_Information supplied_.
◆ ◆ ◆ ◆
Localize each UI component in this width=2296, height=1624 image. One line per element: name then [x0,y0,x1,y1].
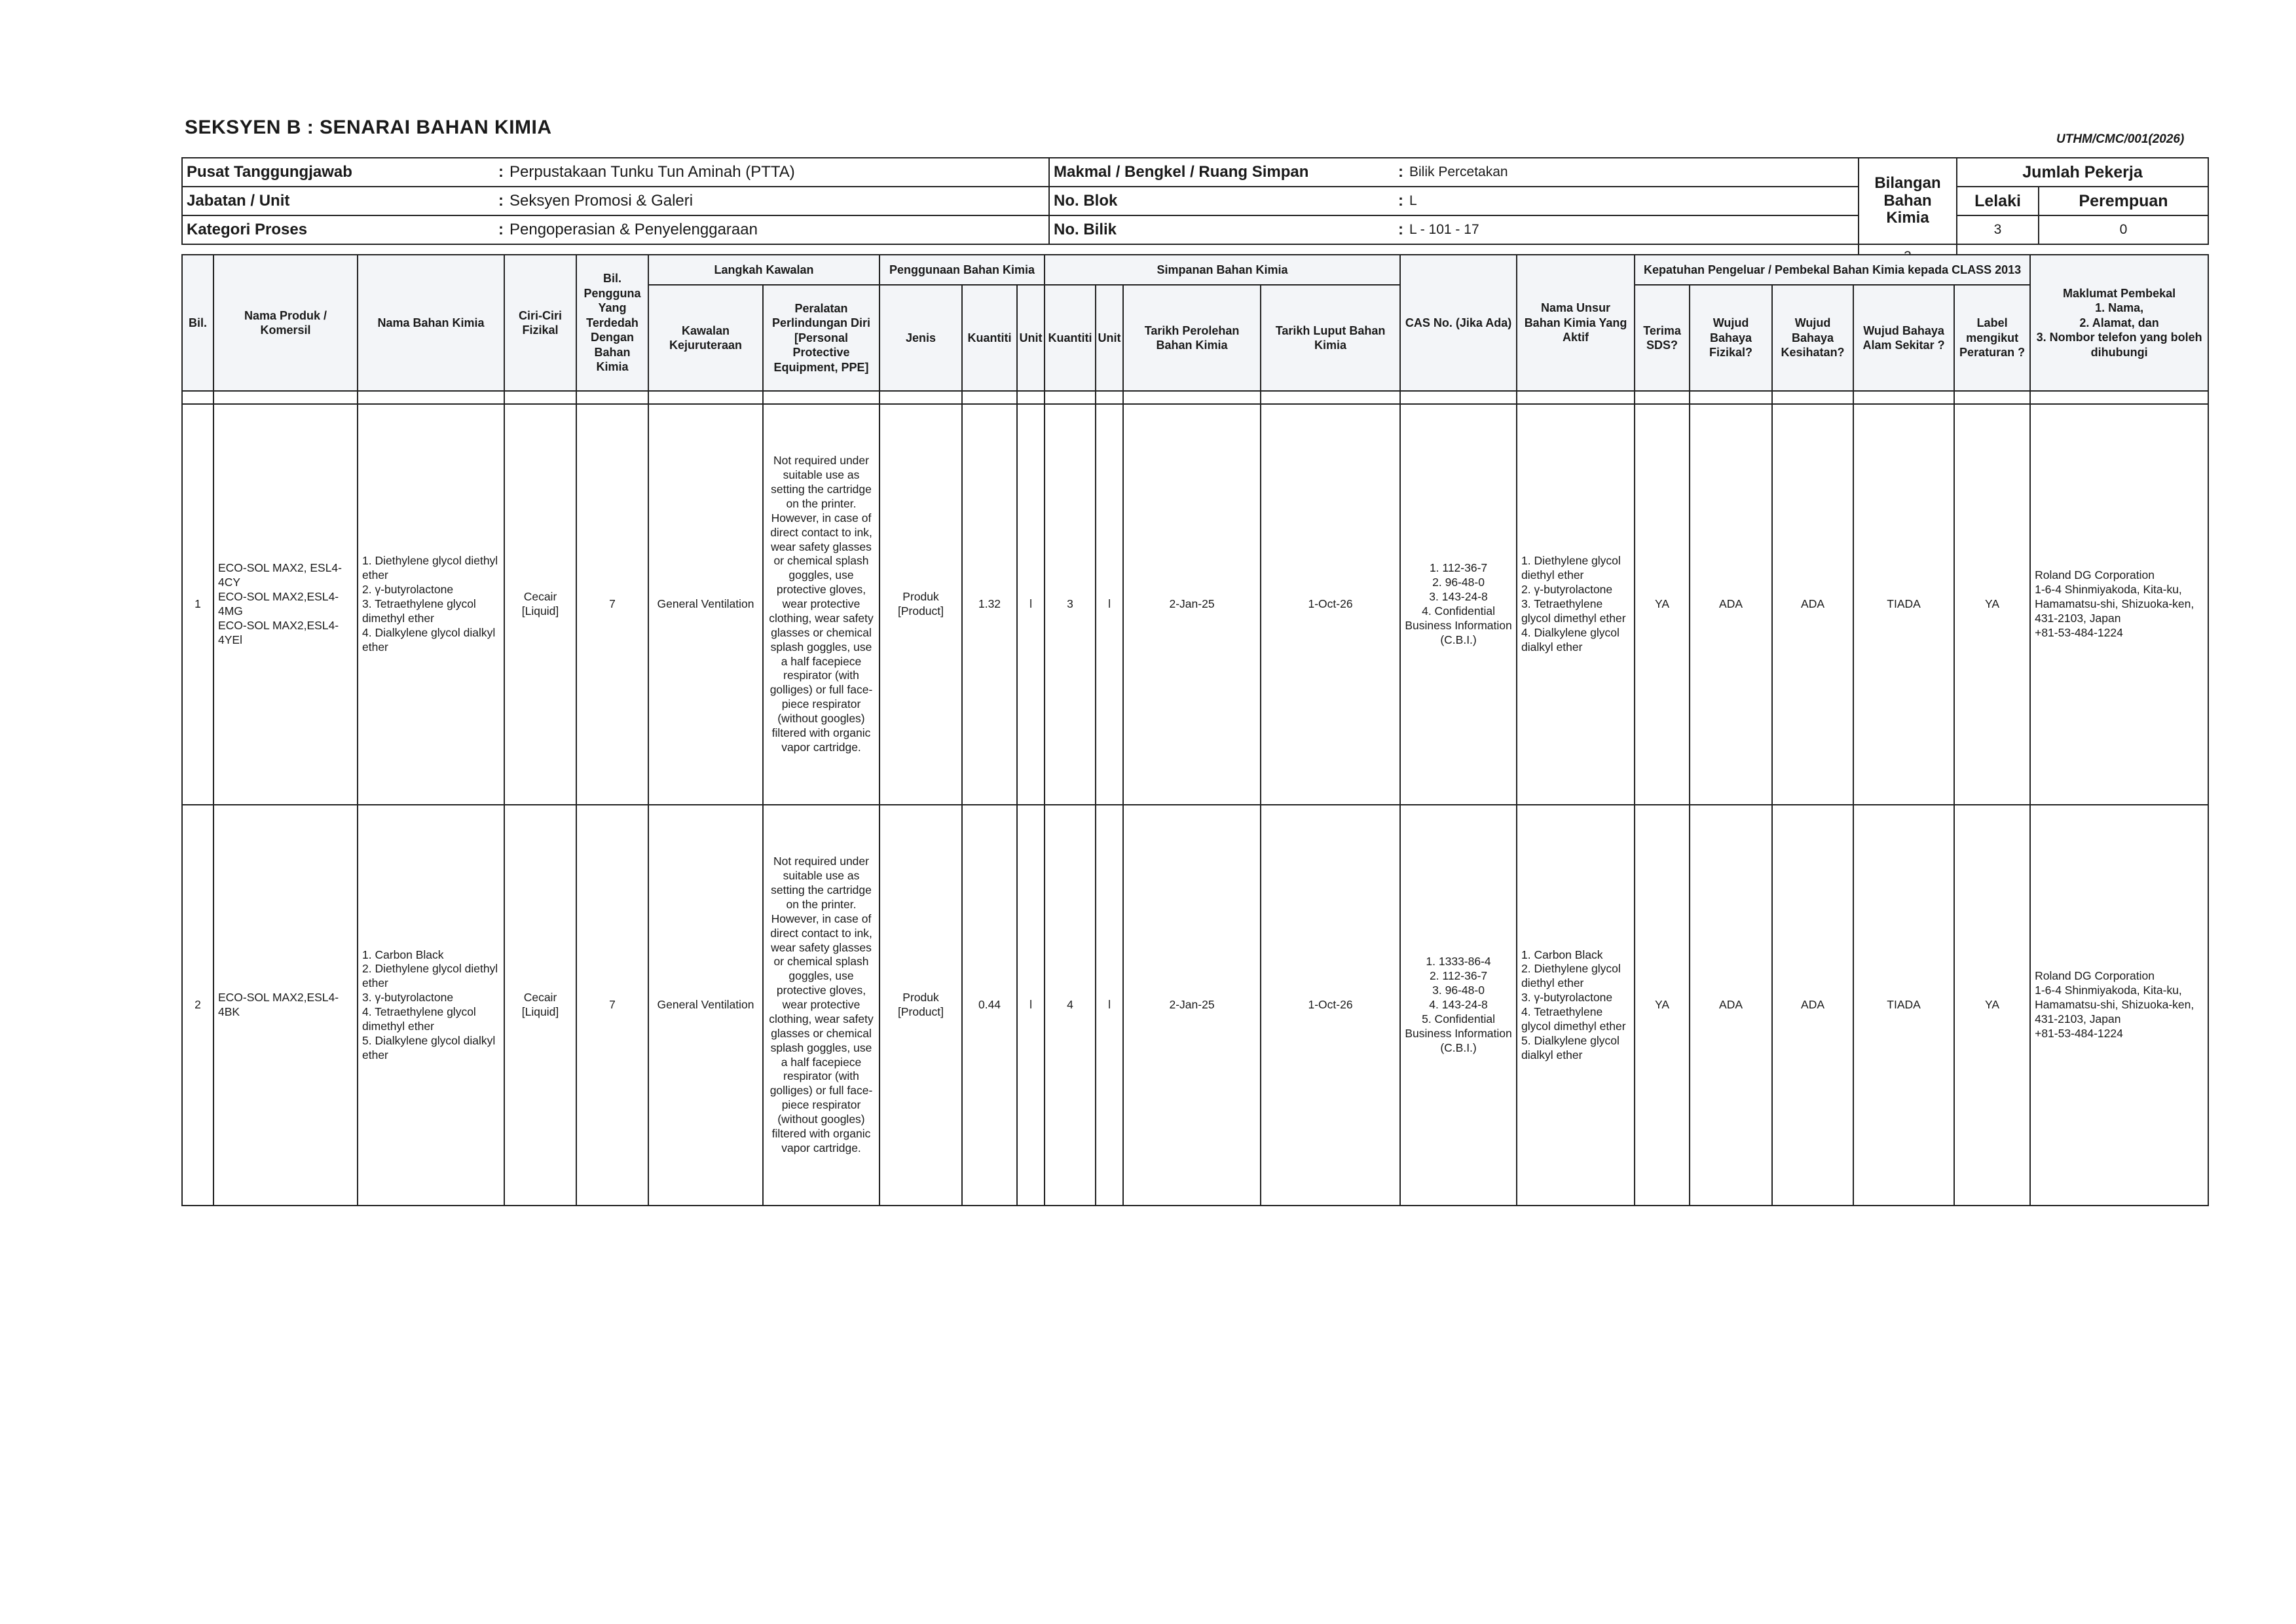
row-bahaya-fizikal: ADA [1690,805,1772,1206]
bilangan-label: Bilangan Bahan Kimia [1859,158,1957,244]
colon: : [1396,215,1405,244]
row-ciri-fizikal: Cecair [Liquid] [504,404,576,805]
row-maklumat-pembekal: Roland DG Corporation 1-6-4 Shinmiyakoda, Kita-ku, Hamamatsu-shi, Shizuoka-ken, 431-2103, Japan +81-53-484-1224 [2030,404,2208,805]
row-bahaya-fizikal: ADA [1690,404,1772,805]
pusat-value: Perpustakaan Tunku Tun Aminah (PTTA) [506,158,1049,187]
row-kuantiti-penggunaan: 0.44 [962,805,1017,1206]
header-bahaya-alam: Wujud Bahaya Alam Sekitar ? [1853,285,1954,391]
makmal-label: Makmal / Bengkel / Ruang Simpan [1049,158,1396,187]
row-unit-penggunaan: l [1017,404,1045,805]
header-bahaya-kesihatan: Wujud Bahaya Kesihatan? [1772,285,1853,391]
blok-label: No. Blok [1049,187,1396,215]
jabatan-value: Seksyen Promosi & Galeri [506,187,1049,215]
colon: : [1396,158,1405,187]
header-nama-unsur: Nama Unsur Bahan Kimia Yang Aktif [1517,255,1635,391]
row-nama-unsur: 1. Carbon Black 2. Diethylene glycol diethyl ether 3. γ-butyrolactone 4. Tetraethylene glycol dimethyl ether 5. Dialkylene glycol dialkyl ether [1517,805,1635,1206]
chemical-list-table [181,254,2209,1206]
row-bahaya-alam: TIADA [1853,805,1954,1206]
lelaki-label: Lelaki [1957,187,2039,215]
header-nama-produk: Nama Produk / Komersil [213,255,358,391]
row-bil-pengguna: 7 [576,805,648,1206]
row-unit-simpanan: l [1096,404,1123,805]
kategori-label: Kategori Proses [182,215,496,244]
row-bil: 1 [182,404,213,805]
header-tarikh-perolehan: Tarikh Perolehan Bahan Kimia [1123,285,1261,391]
header-jenis: Jenis [880,285,962,391]
row-jenis: Produk [Product] [880,404,962,805]
header-kuantiti-simpanan: Kuantiti [1045,285,1096,391]
header-kuantiti-penggunaan: Kuantiti [962,285,1017,391]
row-tarikh-luput: 1-Oct-26 [1261,404,1400,805]
makmal-value: Bilik Percetakan [1405,158,1859,187]
section-title: SEKSYEN B : SENARAI BAHAN KIMIA [185,117,552,138]
row-unit-penggunaan: l [1017,805,1045,1206]
blok-value: L [1405,187,1859,215]
row-bahaya-alam: TIADA [1853,404,1954,805]
row-bahaya-kesihatan: ADA [1772,805,1853,1206]
row-maklumat-pembekal: Roland DG Corporation 1-6-4 Shinmiyakoda, Kita-ku, Hamamatsu-shi, Shizuoka-ken, 431-2103, Japan +81-53-484-1224 [2030,805,2208,1206]
header-terima-sds: Terima SDS? [1635,285,1690,391]
row-bahaya-kesihatan: ADA [1772,404,1853,805]
header-tarikh-luput: Tarikh Luput Bahan Kimia [1261,285,1400,391]
header-ppe: Peralatan Perlindungan Diri [Personal Protective Equipment, PPE] [763,285,880,391]
row-kawalan-kejuruteraan: General Ventilation [648,404,763,805]
table-row [182,404,2208,805]
row-jenis: Produk [Product] [880,805,962,1206]
header-penggunaan: Penggunaan Bahan Kimia [880,255,1045,285]
header-bahaya-fizikal: Wujud Bahaya Fizikal? [1690,285,1772,391]
row-cas-no: 1. 1333-86-4 2. 112-36-7 3. 96-48-0 4. 143-24-8 5. Confidential Business Information (C.B.I.) [1400,805,1517,1206]
row-label-peraturan: YA [1954,805,2030,1206]
header-kawalan-kejuruteraan: Kawalan Kejuruteraan [648,285,763,391]
row-nama-produk: ECO-SOL MAX2, ESL4-4CY ECO-SOL MAX2,ESL4-4MG ECO-SOL MAX2,ESL4-4YEl [213,404,358,805]
colon: : [1396,187,1405,215]
row-terima-sds: YA [1635,404,1690,805]
row-nama-bahan: 1. Diethylene glycol diethyl ether 2. γ-butyrolactone 3. Tetraethylene glycol dimethyl ether 4. Dialkylene glycol dialkyl ether [358,404,504,805]
colon: : [496,215,506,244]
bilik-label: No. Bilik [1049,215,1396,244]
header-maklumat-pembekal: Maklumat Pembekal 1. Nama, 2. Alamat, dan 3. Nombor telefon yang boleh dihubungi [2030,255,2208,391]
row-bil-pengguna: 7 [576,404,648,805]
row-tarikh-perolehan: 2-Jan-25 [1123,404,1261,805]
jumlah-pekerja-label: Jumlah Pekerja [1957,158,2208,187]
header-langkah-kawalan: Langkah Kawalan [648,255,880,285]
row-bil: 2 [182,805,213,1206]
row-kuantiti-simpanan: 4 [1045,805,1096,1206]
perempuan-value: 0 [2039,215,2208,244]
lelaki-value: 3 [1957,215,2039,244]
header-label-peraturan: Label mengikut Peraturan ? [1954,285,2030,391]
header-nama-bahan: Nama Bahan Kimia [358,255,504,391]
row-tarikh-luput: 1-Oct-26 [1261,805,1400,1206]
kategori-value: Pengoperasian & Penyelenggaraan [506,215,1049,244]
header-unit-simpanan: Unit [1096,285,1123,391]
header-kepatuhan: Kepatuhan Pengeluar / Pembekal Bahan Kimia kepada CLASS 2013 [1635,255,2030,285]
row-ppe: Not required under suitable use as setting the cartridge on the printer. However, in case of direct contact to ink, wear safety glasses or chemical splash goggles, use protective gloves, wear protective clothing, wear safety glasses or chemical splash goggles, use a half facepiece respirator (with golliges) or full face-piece respirator (without googles) filtered with organic vapor cartridge. [763,805,880,1206]
row-ciri-fizikal: Cecair [Liquid] [504,805,576,1206]
row-nama-unsur: 1. Diethylene glycol diethyl ether 2. γ-butyrolactone 3. Tetraethylene glycol dimethyl ether 4. Dialkylene glycol dialkyl ether [1517,404,1635,805]
row-nama-bahan: 1. Carbon Black 2. Diethylene glycol diethyl ether 3. γ-butyrolactone 4. Tetraethylene glycol dimethyl ether 5. Dialkylene glycol dialkyl ether [358,805,504,1206]
bilik-value: L - 101 - 17 [1405,215,1859,244]
jabatan-label: Jabatan / Unit [182,187,496,215]
row-ppe: Not required under suitable use as setting the cartridge on the printer. However, in case of direct contact to ink, wear safety glasses or chemical splash goggles, use protective gloves, wear protective clothing, wear safety glasses or chemical splash goggles, use a half facepiece respirator (with golliges) or full face-piece respirator (without googles) filtered with organic vapor cartridge. [763,404,880,805]
table-row [182,805,2208,1206]
header-simpanan: Simpanan Bahan Kimia [1045,255,1400,285]
row-terima-sds: YA [1635,805,1690,1206]
header-bil: Bil. [182,255,213,391]
row-tarikh-perolehan: 2-Jan-25 [1123,805,1261,1206]
header-unit-penggunaan: Unit [1017,285,1045,391]
perempuan-label: Perempuan [2039,187,2208,215]
header-bil-pengguna: Bil. Pengguna Yang Terdedah Dengan Bahan Kimia [576,255,648,391]
row-label-peraturan: YA [1954,404,2030,805]
colon: : [496,158,506,187]
document-code: UTHM/CMC/001(2026) [2056,132,2185,146]
row-unit-simpanan: l [1096,805,1123,1206]
pusat-label: Pusat Tanggungjawab [182,158,496,187]
header-cas-no: CAS No. (Jika Ada) [1400,255,1517,391]
header-ciri-fizikal: Ciri-Ciri Fizikal [504,255,576,391]
row-nama-produk: ECO-SOL MAX2,ESL4-4BK [213,805,358,1206]
row-cas-no: 1. 112-36-7 2. 96-48-0 3. 143-24-8 4. Confidential Business Information (C.B.I.) [1400,404,1517,805]
row-kuantiti-simpanan: 3 [1045,404,1096,805]
row-kuantiti-penggunaan: 1.32 [962,404,1017,805]
row-kawalan-kejuruteraan: General Ventilation [648,805,763,1206]
info-table [181,157,2209,270]
colon: : [496,187,506,215]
◆ ◆ ◆ ◆
_Given task_. Repeat the items from the line containing "row-bahaya-fizikal: ADA [1690,805,1772,1206]" through the line containing "header-kuantiti-simpanan: Kuantiti [1045,285,1096,391]", including both of those lines.

_Expected output_.
row-bahaya-fizikal: ADA [1690,805,1772,1206]
bilangan-label: Bilangan Bahan Kimia [1859,158,1957,244]
colon: : [1396,215,1405,244]
row-ciri-fizikal: Cecair [Liquid] [504,404,576,805]
row-maklumat-pembekal: Roland DG Corporation 1-6-4 Shinmiyakoda, Kita-ku, Hamamatsu-shi, Shizuoka-ken, 431-2103, Japan +81-53-484-1224 [2030,404,2208,805]
row-bahaya-fizikal: ADA [1690,404,1772,805]
pusat-value: Perpustakaan Tunku Tun Aminah (PTTA) [506,158,1049,187]
row-kuantiti-penggunaan: 0.44 [962,805,1017,1206]
header-bahaya-alam: Wujud Bahaya Alam Sekitar ? [1853,285,1954,391]
makmal-label: Makmal / Bengkel / Ruang Simpan [1049,158,1396,187]
row-unit-penggunaan: l [1017,404,1045,805]
header-bahaya-kesihatan: Wujud Bahaya Kesihatan? [1772,285,1853,391]
blok-label: No. Blok [1049,187,1396,215]
jabatan-value: Seksyen Promosi & Galeri [506,187,1049,215]
colon: : [1396,158,1405,187]
header-nama-unsur: Nama Unsur Bahan Kimia Yang Aktif [1517,255,1635,391]
row-nama-unsur: 1. Carbon Black 2. Diethylene glycol diethyl ether 3. γ-butyrolactone 4. Tetraethylene glycol dimethyl ether 5. Dialkylene glycol dialkyl ether [1517,805,1635,1206]
chemical-list-table [181,254,2209,1206]
row-bahaya-alam: TIADA [1853,805,1954,1206]
lelaki-label: Lelaki [1957,187,2039,215]
header-nama-produk: Nama Produk / Komersil [213,255,358,391]
row-bil-pengguna: 7 [576,805,648,1206]
row-unit-simpanan: l [1096,404,1123,805]
kategori-label: Kategori Proses [182,215,496,244]
row-bil: 1 [182,404,213,805]
header-tarikh-perolehan: Tarikh Perolehan Bahan Kimia [1123,285,1261,391]
header-jenis: Jenis [880,285,962,391]
row-jenis: Produk [Product] [880,404,962,805]
header-kuantiti-simpanan: Kuantiti [1045,285,1096,391]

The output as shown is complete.